/---
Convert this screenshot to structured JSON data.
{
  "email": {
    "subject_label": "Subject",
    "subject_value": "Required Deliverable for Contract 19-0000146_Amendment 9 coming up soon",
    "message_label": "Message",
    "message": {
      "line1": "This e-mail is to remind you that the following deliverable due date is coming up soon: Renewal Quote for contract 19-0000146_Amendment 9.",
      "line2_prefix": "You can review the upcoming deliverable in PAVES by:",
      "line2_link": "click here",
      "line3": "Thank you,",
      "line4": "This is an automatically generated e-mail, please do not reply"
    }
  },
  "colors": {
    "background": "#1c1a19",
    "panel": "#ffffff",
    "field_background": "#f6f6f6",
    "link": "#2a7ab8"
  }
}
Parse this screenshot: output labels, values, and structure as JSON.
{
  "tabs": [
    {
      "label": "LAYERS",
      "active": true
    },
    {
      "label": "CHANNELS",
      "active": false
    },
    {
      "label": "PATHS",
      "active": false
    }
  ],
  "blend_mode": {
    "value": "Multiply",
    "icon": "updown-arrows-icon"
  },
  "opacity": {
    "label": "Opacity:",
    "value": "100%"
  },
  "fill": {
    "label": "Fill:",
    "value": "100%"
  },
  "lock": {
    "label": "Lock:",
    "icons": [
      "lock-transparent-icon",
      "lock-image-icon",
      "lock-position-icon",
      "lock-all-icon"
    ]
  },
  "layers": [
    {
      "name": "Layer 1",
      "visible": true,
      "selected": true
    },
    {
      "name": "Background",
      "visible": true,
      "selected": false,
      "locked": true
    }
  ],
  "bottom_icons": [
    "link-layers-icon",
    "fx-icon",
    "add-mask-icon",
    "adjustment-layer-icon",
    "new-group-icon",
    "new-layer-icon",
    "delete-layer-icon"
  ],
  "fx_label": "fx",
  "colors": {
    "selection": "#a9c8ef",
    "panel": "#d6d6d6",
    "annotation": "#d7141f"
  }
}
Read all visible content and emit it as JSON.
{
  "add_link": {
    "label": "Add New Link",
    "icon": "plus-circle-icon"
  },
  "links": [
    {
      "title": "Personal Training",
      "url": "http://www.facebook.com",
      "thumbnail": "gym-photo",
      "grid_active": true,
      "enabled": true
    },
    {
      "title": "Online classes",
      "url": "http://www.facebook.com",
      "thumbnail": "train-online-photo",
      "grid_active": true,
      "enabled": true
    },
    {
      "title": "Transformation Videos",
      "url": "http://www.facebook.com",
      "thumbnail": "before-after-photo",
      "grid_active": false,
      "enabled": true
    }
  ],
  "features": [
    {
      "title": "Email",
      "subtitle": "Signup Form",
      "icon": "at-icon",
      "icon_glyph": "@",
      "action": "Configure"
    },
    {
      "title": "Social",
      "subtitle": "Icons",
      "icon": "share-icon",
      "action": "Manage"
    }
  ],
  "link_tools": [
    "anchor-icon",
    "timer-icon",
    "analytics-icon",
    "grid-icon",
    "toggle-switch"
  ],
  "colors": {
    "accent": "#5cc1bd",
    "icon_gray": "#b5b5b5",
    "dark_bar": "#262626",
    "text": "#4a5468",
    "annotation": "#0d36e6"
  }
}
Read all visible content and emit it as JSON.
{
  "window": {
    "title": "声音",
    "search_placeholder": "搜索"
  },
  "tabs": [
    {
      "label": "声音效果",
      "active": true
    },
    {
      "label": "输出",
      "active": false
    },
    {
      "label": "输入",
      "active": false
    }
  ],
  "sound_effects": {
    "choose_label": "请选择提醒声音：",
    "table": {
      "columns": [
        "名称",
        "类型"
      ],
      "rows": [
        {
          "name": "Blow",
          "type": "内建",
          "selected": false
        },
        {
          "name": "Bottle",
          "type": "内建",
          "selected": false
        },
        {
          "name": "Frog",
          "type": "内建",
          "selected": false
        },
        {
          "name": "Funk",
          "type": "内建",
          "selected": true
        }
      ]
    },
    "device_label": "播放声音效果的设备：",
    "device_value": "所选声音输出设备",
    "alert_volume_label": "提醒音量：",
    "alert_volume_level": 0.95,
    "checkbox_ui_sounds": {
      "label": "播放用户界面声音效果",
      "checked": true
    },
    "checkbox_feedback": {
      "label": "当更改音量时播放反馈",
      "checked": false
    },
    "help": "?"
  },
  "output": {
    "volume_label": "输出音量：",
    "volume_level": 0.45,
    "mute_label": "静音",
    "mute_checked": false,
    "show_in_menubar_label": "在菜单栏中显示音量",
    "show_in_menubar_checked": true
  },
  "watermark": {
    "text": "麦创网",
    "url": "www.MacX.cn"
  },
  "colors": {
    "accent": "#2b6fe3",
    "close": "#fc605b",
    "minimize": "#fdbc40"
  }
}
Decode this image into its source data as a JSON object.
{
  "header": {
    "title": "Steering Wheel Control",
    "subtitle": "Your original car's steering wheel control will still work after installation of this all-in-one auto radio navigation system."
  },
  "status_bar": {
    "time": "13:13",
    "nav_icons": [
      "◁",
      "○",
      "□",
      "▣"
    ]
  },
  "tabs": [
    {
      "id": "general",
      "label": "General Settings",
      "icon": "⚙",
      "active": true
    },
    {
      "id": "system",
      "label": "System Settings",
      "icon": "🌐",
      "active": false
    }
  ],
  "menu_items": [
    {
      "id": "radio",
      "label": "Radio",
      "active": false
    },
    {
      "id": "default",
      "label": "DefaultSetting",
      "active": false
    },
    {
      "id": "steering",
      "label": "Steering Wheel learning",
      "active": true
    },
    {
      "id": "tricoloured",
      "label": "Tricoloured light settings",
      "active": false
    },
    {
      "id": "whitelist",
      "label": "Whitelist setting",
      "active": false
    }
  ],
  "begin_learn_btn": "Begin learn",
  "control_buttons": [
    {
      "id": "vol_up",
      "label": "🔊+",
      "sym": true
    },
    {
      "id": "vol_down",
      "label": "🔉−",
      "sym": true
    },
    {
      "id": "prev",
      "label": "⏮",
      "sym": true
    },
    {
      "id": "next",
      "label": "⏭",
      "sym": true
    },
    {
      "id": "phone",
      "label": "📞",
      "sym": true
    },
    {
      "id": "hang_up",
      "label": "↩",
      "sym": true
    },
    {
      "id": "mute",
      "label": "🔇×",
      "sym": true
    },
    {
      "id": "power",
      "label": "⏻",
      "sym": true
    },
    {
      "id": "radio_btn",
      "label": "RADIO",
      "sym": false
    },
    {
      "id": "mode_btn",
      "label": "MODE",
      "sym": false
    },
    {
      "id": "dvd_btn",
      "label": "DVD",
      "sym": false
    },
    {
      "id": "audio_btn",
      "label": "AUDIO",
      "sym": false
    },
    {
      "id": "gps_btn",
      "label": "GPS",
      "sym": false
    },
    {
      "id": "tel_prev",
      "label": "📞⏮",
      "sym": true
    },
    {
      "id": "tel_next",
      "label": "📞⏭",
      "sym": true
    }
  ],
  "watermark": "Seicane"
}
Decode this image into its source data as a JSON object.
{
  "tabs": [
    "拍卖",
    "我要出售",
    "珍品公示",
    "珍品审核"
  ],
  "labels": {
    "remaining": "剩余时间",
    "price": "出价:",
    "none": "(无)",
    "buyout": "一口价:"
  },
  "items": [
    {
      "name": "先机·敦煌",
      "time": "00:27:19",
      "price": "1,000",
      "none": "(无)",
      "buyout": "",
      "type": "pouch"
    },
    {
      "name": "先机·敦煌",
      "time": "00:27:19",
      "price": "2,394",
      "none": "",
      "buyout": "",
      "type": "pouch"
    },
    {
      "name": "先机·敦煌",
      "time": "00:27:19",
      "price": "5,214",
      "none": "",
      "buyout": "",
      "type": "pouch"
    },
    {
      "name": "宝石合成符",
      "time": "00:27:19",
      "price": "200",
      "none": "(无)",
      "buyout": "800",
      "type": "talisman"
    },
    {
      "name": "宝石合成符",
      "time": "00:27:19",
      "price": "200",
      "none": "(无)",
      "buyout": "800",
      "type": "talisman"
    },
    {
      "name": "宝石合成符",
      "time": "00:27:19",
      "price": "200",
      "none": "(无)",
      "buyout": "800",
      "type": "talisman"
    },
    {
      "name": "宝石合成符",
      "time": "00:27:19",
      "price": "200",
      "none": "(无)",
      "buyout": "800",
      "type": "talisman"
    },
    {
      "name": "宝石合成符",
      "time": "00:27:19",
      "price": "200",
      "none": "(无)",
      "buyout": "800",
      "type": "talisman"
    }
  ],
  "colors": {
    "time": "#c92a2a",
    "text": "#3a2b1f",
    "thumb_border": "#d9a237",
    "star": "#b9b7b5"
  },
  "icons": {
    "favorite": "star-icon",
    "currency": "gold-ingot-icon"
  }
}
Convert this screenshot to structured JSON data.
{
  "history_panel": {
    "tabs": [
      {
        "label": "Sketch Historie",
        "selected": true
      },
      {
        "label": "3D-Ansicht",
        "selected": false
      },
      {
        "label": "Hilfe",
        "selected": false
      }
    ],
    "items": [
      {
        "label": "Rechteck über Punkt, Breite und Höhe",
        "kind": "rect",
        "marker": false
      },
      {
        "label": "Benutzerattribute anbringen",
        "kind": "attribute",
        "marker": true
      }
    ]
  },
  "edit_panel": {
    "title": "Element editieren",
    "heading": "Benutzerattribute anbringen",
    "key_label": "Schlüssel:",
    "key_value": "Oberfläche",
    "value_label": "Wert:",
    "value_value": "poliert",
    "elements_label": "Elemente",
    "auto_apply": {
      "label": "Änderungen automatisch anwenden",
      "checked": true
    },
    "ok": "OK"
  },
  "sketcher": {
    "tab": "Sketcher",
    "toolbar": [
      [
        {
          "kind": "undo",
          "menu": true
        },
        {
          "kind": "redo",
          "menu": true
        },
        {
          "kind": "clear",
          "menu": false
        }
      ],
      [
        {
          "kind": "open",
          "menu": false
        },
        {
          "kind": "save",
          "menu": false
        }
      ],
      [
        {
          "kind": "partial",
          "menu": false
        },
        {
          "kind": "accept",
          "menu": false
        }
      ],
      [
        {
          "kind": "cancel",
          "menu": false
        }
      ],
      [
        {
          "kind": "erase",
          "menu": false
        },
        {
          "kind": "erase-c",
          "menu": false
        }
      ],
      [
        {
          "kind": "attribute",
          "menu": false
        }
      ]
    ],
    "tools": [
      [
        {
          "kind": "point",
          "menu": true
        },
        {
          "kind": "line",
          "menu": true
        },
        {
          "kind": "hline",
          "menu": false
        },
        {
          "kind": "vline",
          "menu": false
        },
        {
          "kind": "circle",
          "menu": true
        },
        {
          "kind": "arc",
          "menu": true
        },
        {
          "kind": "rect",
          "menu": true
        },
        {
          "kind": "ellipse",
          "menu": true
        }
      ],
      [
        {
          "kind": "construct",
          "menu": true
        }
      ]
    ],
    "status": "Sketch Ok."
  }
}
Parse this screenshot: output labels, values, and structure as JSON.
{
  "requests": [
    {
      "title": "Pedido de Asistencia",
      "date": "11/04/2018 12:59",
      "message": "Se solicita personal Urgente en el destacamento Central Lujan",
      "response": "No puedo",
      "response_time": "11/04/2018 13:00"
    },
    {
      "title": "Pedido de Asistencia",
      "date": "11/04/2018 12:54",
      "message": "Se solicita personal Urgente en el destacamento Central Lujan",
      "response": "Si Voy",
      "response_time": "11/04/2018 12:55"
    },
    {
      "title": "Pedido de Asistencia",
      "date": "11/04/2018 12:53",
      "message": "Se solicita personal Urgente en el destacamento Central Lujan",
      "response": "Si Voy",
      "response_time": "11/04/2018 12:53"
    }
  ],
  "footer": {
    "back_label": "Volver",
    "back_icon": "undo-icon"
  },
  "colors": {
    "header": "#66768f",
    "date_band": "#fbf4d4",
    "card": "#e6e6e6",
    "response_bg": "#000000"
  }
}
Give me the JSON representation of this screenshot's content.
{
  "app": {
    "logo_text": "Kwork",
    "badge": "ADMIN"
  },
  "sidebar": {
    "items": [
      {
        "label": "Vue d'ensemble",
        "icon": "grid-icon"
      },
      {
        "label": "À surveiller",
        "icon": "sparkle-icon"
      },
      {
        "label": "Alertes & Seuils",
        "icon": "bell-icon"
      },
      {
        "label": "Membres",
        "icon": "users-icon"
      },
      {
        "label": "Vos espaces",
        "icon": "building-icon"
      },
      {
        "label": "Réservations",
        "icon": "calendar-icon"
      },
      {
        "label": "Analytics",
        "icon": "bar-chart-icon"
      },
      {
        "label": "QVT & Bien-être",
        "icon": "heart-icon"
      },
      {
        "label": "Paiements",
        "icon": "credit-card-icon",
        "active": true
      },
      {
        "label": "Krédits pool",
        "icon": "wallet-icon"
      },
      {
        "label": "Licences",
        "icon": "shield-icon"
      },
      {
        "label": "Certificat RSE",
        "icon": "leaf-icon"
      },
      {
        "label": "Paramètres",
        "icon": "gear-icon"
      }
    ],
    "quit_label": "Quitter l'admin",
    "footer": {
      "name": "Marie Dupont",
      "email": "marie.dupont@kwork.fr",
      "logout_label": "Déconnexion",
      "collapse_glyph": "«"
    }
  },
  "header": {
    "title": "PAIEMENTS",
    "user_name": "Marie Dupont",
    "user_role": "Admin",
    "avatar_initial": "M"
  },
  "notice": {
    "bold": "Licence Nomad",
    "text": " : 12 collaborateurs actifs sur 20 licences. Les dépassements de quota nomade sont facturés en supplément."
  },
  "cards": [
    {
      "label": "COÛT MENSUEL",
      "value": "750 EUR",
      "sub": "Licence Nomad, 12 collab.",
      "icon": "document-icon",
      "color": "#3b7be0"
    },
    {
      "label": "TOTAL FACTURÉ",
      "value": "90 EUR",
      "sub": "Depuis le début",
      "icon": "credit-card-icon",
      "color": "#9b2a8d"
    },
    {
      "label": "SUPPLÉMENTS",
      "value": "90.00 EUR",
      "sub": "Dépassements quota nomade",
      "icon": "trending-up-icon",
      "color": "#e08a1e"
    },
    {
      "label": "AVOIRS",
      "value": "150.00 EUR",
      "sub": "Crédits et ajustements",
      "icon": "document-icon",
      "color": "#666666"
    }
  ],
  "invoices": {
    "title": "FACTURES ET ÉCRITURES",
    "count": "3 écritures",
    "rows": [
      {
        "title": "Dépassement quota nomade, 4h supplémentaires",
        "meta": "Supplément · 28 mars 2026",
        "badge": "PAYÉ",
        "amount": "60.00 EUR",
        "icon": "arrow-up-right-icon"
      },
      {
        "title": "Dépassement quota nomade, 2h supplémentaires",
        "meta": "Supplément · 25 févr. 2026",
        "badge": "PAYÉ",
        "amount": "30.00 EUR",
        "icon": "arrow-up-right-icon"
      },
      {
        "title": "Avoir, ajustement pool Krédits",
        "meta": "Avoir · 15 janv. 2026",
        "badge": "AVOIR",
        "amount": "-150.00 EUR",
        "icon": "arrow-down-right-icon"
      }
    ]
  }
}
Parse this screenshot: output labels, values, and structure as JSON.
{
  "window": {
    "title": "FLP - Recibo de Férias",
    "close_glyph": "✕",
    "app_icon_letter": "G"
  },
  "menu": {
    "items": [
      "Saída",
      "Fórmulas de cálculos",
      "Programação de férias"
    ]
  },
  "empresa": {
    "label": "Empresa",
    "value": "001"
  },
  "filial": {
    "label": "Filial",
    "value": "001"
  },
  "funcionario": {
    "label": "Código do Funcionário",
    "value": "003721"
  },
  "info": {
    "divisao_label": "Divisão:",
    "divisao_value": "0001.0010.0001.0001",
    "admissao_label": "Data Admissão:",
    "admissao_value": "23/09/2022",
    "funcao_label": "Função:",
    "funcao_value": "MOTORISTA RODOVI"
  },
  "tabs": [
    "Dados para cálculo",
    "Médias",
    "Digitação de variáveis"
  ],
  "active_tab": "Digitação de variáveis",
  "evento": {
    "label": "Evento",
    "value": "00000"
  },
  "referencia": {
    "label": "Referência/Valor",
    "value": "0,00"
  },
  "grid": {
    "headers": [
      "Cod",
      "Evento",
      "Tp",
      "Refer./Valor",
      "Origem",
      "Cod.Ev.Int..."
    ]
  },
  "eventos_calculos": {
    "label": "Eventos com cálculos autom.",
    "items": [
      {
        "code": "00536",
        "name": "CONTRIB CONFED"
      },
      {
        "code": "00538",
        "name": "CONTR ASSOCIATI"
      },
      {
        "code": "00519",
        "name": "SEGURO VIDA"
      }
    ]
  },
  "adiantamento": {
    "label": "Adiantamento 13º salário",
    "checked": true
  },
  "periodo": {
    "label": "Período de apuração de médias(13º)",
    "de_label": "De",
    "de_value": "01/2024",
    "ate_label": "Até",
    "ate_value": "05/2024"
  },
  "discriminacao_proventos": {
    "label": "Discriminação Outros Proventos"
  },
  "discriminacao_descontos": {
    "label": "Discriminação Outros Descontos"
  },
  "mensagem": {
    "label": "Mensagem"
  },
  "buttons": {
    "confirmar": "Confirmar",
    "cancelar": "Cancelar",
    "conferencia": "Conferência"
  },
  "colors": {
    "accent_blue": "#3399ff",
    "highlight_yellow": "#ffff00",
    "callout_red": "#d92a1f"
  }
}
\---
=== SET PROBLEM ===
Which lines hold the word "nomade"? Copy each of them from the records.

=== SOLUTION BELOW ===
    "text": " : 12 collaborateurs actifs sur 20 licences. Les dépassements de quota nomade sont facturés en supplément."
      "sub": "Dépassements quota nomade",
        "title": "Dépassement quota nomade, 4h supplémentaires",
        "title": "Dépassement quota nomade, 2h supplémentaires",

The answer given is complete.